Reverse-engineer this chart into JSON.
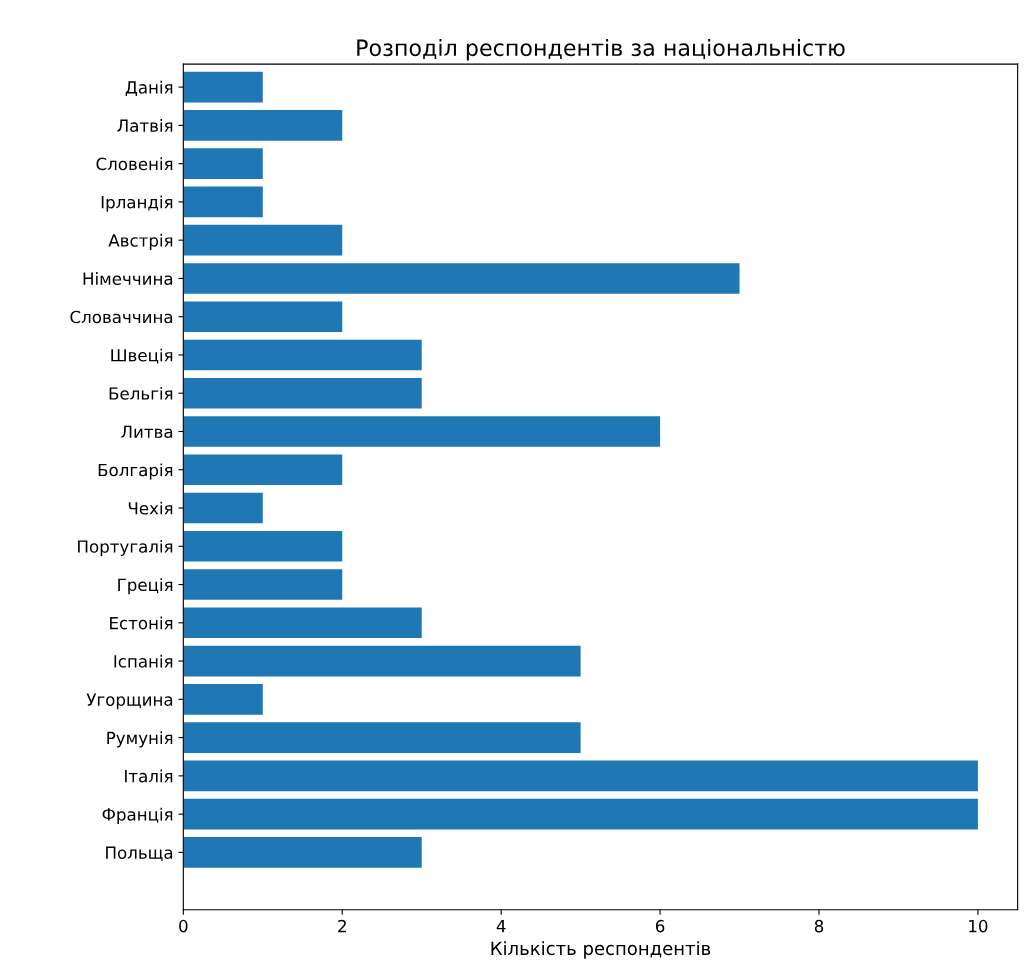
{
  "chart_data": {
    "type": "bar",
    "orientation": "horizontal",
    "title": "Розподіл респондентів за національністю",
    "xlabel": "Кількість респондентів",
    "categories": [
      "Данія",
      "Латвія",
      "Словенія",
      "Ірландія",
      "Австрія",
      "Німеччина",
      "Словаччина",
      "Швеція",
      "Бельгія",
      "Литва",
      "Болгарія",
      "Чехія",
      "Португалія",
      "Греція",
      "Естонія",
      "Іспанія",
      "Угорщина",
      "Румунія",
      "Італія",
      "Франція",
      "Польща"
    ],
    "values": [
      1,
      2,
      1,
      1,
      2,
      7,
      2,
      3,
      3,
      6,
      2,
      1,
      2,
      2,
      3,
      5,
      1,
      5,
      10,
      10,
      3
    ],
    "color": "#1f77b4",
    "xlim": [
      0,
      10.5
    ],
    "xticks": [
      0,
      2,
      4,
      6,
      8,
      10
    ],
    "grid": false,
    "legend": false
  }
}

+ + + +

- Exercise
Print the complete listing exactly as it stands, without its pictures.

- Solution for this task
Reverse-engineer this chart into JSON.
{
  "chart_data": {
    "type": "bar",
    "orientation": "horizontal",
    "title": "Розподіл респондентів за національністю",
    "xlabel": "Кількість респондентів",
    "categories": [
      "Данія",
      "Латвія",
      "Словенія",
      "Ірландія",
      "Австрія",
      "Німеччина",
      "Словаччина",
      "Швеція",
      "Бельгія",
      "Литва",
      "Болгарія",
      "Чехія",
      "Португалія",
      "Греція",
      "Естонія",
      "Іспанія",
      "Угорщина",
      "Румунія",
      "Італія",
      "Франція",
      "Польща"
    ],
    "values": [
      1,
      2,
      1,
      1,
      2,
      7,
      2,
      3,
      3,
      6,
      2,
      1,
      2,
      2,
      3,
      5,
      1,
      5,
      10,
      10,
      3
    ],
    "color": "#1f77b4",
    "xlim": [
      0,
      10.5
    ],
    "xticks": [
      0,
      2,
      4,
      6,
      8,
      10
    ],
    "grid": false,
    "legend": false
  }
}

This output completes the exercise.